## Extracted data entries
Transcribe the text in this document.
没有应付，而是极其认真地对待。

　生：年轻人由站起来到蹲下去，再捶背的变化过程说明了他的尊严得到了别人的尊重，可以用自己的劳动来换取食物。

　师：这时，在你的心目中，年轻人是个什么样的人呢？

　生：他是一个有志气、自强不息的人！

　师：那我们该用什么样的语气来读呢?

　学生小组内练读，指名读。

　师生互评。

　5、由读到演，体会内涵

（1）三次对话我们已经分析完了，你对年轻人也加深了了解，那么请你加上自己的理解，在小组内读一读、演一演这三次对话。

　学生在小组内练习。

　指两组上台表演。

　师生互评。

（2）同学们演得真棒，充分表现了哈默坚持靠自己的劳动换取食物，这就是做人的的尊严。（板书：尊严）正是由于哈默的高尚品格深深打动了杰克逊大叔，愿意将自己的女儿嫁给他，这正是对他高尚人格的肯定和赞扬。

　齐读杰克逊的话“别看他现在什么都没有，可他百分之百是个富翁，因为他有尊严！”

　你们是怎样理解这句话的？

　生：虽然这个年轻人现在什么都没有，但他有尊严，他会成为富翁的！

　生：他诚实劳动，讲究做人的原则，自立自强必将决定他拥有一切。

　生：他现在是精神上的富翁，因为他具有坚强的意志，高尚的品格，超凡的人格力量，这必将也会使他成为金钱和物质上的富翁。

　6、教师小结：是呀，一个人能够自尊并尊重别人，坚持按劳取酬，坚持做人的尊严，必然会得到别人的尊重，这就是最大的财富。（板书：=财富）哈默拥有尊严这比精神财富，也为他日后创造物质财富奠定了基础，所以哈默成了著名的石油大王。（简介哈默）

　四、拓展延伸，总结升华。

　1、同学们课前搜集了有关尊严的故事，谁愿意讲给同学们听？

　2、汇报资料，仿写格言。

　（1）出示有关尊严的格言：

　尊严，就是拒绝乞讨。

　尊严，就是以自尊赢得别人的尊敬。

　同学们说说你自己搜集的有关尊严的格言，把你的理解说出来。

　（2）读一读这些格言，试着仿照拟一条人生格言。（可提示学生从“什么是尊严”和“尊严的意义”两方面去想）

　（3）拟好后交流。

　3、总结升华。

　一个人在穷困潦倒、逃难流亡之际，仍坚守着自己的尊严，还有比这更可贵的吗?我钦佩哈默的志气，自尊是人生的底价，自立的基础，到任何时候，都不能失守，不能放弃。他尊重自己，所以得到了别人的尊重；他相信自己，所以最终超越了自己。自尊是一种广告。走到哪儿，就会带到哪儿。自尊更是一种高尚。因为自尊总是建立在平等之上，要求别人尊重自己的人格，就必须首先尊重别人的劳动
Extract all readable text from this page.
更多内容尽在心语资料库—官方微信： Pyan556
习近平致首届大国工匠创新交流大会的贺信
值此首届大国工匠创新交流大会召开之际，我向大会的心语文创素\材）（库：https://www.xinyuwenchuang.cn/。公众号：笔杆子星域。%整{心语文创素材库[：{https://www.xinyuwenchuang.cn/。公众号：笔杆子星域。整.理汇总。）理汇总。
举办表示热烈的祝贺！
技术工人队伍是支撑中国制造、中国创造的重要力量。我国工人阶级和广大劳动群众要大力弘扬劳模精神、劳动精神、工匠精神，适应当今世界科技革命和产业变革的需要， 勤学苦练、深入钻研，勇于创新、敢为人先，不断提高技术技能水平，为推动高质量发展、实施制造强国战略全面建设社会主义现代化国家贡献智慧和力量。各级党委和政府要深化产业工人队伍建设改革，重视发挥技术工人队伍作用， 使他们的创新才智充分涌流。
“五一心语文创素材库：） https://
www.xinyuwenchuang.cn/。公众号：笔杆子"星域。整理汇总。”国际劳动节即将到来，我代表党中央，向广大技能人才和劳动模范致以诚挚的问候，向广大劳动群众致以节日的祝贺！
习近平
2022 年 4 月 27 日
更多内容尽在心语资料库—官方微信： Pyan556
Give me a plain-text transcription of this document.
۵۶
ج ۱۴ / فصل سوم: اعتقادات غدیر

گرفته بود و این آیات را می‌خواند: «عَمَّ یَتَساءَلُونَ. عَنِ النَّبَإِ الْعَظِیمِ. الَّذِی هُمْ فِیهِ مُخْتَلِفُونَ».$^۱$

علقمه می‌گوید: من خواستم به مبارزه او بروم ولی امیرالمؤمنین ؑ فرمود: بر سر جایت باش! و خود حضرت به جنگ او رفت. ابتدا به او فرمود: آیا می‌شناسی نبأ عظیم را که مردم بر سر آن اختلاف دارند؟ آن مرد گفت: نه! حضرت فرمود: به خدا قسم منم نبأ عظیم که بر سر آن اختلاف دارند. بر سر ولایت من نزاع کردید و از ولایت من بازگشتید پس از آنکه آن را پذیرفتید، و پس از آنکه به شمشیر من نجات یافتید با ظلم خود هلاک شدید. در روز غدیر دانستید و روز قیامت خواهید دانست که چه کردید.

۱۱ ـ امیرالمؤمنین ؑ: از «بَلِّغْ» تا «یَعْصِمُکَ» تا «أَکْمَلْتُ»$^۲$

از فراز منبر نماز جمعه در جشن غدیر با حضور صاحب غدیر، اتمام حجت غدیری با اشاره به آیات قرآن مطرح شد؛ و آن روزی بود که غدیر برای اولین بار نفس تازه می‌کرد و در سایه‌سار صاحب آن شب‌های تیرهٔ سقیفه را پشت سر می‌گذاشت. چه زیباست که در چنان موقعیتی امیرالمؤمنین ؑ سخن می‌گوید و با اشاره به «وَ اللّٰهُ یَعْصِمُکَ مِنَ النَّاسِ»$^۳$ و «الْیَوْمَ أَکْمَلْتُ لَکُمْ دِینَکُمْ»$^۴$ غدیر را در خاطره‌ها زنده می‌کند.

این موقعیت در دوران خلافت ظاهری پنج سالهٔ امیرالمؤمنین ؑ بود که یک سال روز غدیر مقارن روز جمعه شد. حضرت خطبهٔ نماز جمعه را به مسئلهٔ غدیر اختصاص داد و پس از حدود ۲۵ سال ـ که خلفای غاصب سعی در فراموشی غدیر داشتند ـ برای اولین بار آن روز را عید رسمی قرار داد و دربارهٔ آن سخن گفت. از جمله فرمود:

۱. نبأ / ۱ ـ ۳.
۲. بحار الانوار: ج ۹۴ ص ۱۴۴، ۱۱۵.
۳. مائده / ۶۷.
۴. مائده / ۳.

## Task to complete
Write all of the records out again exactly.

## Final result
Transcribe the text in this document.
没有应付，而是极其认真地对待。

　生：年轻人由站起来到蹲下去，再捶背的变化过程说明了他的尊严得到了别人的尊重，可以用自己的劳动来换取食物。

　师：这时，在你的心目中，年轻人是个什么样的人呢？

　生：他是一个有志气、自强不息的人！

　师：那我们该用什么样的语气来读呢?

　学生小组内练读，指名读。

　师生互评。

　5、由读到演，体会内涵

（1）三次对话我们已经分析完了，你对年轻人也加深了了解，那么请你加上自己的理解，在小组内读一读、演一演这三次对话。

　学生在小组内练习。

　指两组上台表演。

　师生互评。

（2）同学们演得真棒，充分表现了哈默坚持靠自己的劳动换取食物，这就是做人的的尊严。（板书：尊严）正是由于哈默的高尚品格深深打动了杰克逊大叔，愿意将自己的女儿嫁给他，这正是对他高尚人格的肯定和赞扬。

　齐读杰克逊的话“别看他现在什么都没有，可他百分之百是个富翁，因为他有尊严！”

　你们是怎样理解这句话的？

　生：虽然这个年轻人现在什么都没有，但他有尊严，他会成为富翁的！

　生：他诚实劳动，讲究做人的原则，自立自强必将决定他拥有一切。

　生：他现在是精神上的富翁，因为他具有坚强的意志，高尚的品格，超凡的人格力量，这必将也会使他成为金钱和物质上的富翁。

　6、教师小结：是呀，一个人能够自尊并尊重别人，坚持按劳取酬，坚持做人的尊严，必然会得到别人的尊重，这就是最大的财富。（板书：=财富）哈默拥有尊严这比精神财富，也为他日后创造物质财富奠定了基础，所以哈默成了著名的石油大王。（简介哈默）

　四、拓展延伸，总结升华。

　1、同学们课前搜集了有关尊严的故事，谁愿意讲给同学们听？

　2、汇报资料，仿写格言。

　（1）出示有关尊严的格言：

　尊严，就是拒绝乞讨。

　尊严，就是以自尊赢得别人的尊敬。

　同学们说说你自己搜集的有关尊严的格言，把你的理解说出来。

　（2）读一读这些格言，试着仿照拟一条人生格言。（可提示学生从“什么是尊严”和“尊严的意义”两方面去想）

　（3）拟好后交流。

　3、总结升华。

　一个人在穷困潦倒、逃难流亡之际，仍坚守着自己的尊严，还有比这更可贵的吗?我钦佩哈默的志气，自尊是人生的底价，自立的基础，到任何时候，都不能失守，不能放弃。他尊重自己，所以得到了别人的尊重；他相信自己，所以最终超越了自己。自尊是一种广告。走到哪儿，就会带到哪儿。自尊更是一种高尚。因为自尊总是建立在平等之上，要求别人尊重自己的人格，就必须首先尊重别人的劳动
Extract all readable text from this page.
更多内容尽在心语资料库—官方微信： Pyan556
习近平致首届大国工匠创新交流大会的贺信
值此首届大国工匠创新交流大会召开之际，我向大会的心语文创素\材）（库：https://www.xinyuwenchuang.cn/。公众号：笔杆子星域。%整{心语文创素材库[：{https://www.xinyuwenchuang.cn/。公众号：笔杆子星域。整.理汇总。）理汇总。
举办表示热烈的祝贺！
技术工人队伍是支撑中国制造、中国创造的重要力量。我国工人阶级和广大劳动群众要大力弘扬劳模精神、劳动精神、工匠精神，适应当今世界科技革命和产业变革的需要， 勤学苦练、深入钻研，勇于创新、敢为人先，不断提高技术技能水平，为推动高质量发展、实施制造强国战略全面建设社会主义现代化国家贡献智慧和力量。各级党委和政府要深化产业工人队伍建设改革，重视发挥技术工人队伍作用， 使他们的创新才智充分涌流。
“五一心语文创素材库：） https://
www.xinyuwenchuang.cn/。公众号：笔杆子"星域。整理汇总。”国际劳动节即将到来，我代表党中央，向广大技能人才和劳动模范致以诚挚的问候，向广大劳动群众致以节日的祝贺！
习近平
2022 年 4 月 27 日
更多内容尽在心语资料库—官方微信： Pyan556
Give me a plain-text transcription of this document.
۵۶
ج ۱۴ / فصل سوم: اعتقادات غدیر

گرفته بود و این آیات را می‌خواند: «عَمَّ یَتَساءَلُونَ. عَنِ النَّبَإِ الْعَظِیمِ. الَّذِی هُمْ فِیهِ مُخْتَلِفُونَ».$^۱$

علقمه می‌گوید: من خواستم به مبارزه او بروم ولی امیرالمؤمنین ؑ فرمود: بر سر جایت باش! و خود حضرت به جنگ او رفت. ابتدا به او فرمود: آیا می‌شناسی نبأ عظیم را که مردم بر سر آن اختلاف دارند؟ آن مرد گفت: نه! حضرت فرمود: به خدا قسم منم نبأ عظیم که بر سر آن اختلاف دارند. بر سر ولایت من نزاع کردید و از ولایت من بازگشتید پس از آنکه آن را پذیرفتید، و پس از آنکه به شمشیر من نجات یافتید با ظلم خود هلاک شدید. در روز غدیر دانستید و روز قیامت خواهید دانست که چه کردید.

۱۱ ـ امیرالمؤمنین ؑ: از «بَلِّغْ» تا «یَعْصِمُکَ» تا «أَکْمَلْتُ»$^۲$

از فراز منبر نماز جمعه در جشن غدیر با حضور صاحب غدیر، اتمام حجت غدیری با اشاره به آیات قرآن مطرح شد؛ و آن روزی بود که غدیر برای اولین بار نفس تازه می‌کرد و در سایه‌سار صاحب آن شب‌های تیرهٔ سقیفه را پشت سر می‌گذاشت. چه زیباست که در چنان موقعیتی امیرالمؤمنین ؑ سخن می‌گوید و با اشاره به «وَ اللّٰهُ یَعْصِمُکَ مِنَ النَّاسِ»$^۳$ و «الْیَوْمَ أَکْمَلْتُ لَکُمْ دِینَکُمْ»$^۴$ غدیر را در خاطره‌ها زنده می‌کند.

این موقعیت در دوران خلافت ظاهری پنج سالهٔ امیرالمؤمنین ؑ بود که یک سال روز غدیر مقارن روز جمعه شد. حضرت خطبهٔ نماز جمعه را به مسئلهٔ غدیر اختصاص داد و پس از حدود ۲۵ سال ـ که خلفای غاصب سعی در فراموشی غدیر داشتند ـ برای اولین بار آن روز را عید رسمی قرار داد و دربارهٔ آن سخن گفت. از جمله فرمود:

۱. نبأ / ۱ ـ ۳.
۲. بحار الانوار: ج ۹۴ ص ۱۴۴، ۱۱۵.
۳. مائده / ۶۷.
۴. مائده / ۳.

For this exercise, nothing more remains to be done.